Using the data below, copy every line that contains the word "JSON".

▶ Stored data
------------------------------------------------------------------------

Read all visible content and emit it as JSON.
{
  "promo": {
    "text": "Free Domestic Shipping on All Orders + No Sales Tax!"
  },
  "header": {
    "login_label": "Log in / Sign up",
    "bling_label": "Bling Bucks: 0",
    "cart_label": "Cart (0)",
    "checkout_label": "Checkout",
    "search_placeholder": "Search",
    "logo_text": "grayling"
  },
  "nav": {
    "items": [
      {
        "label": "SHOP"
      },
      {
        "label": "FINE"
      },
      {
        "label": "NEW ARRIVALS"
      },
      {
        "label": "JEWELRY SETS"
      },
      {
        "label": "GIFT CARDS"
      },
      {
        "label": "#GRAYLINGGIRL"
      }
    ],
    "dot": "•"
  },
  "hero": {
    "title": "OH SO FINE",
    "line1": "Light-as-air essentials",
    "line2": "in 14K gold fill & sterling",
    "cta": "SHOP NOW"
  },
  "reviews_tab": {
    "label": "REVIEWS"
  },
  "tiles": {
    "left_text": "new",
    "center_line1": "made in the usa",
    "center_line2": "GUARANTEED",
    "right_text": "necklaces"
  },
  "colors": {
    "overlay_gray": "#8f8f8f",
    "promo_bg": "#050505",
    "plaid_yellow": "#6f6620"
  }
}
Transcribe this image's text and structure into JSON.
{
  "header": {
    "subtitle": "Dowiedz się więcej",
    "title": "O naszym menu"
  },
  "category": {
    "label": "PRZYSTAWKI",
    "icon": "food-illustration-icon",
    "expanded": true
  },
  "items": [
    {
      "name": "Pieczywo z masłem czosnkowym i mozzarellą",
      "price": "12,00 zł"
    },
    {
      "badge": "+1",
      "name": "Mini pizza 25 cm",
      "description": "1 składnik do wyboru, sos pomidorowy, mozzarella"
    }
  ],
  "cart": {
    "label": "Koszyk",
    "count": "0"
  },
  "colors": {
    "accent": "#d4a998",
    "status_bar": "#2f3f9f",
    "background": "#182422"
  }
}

------------------------------------------------------------------------

▶ Exercise answer
Read all visible content and emit it as JSON.
Transcribe this image's text and structure into JSON.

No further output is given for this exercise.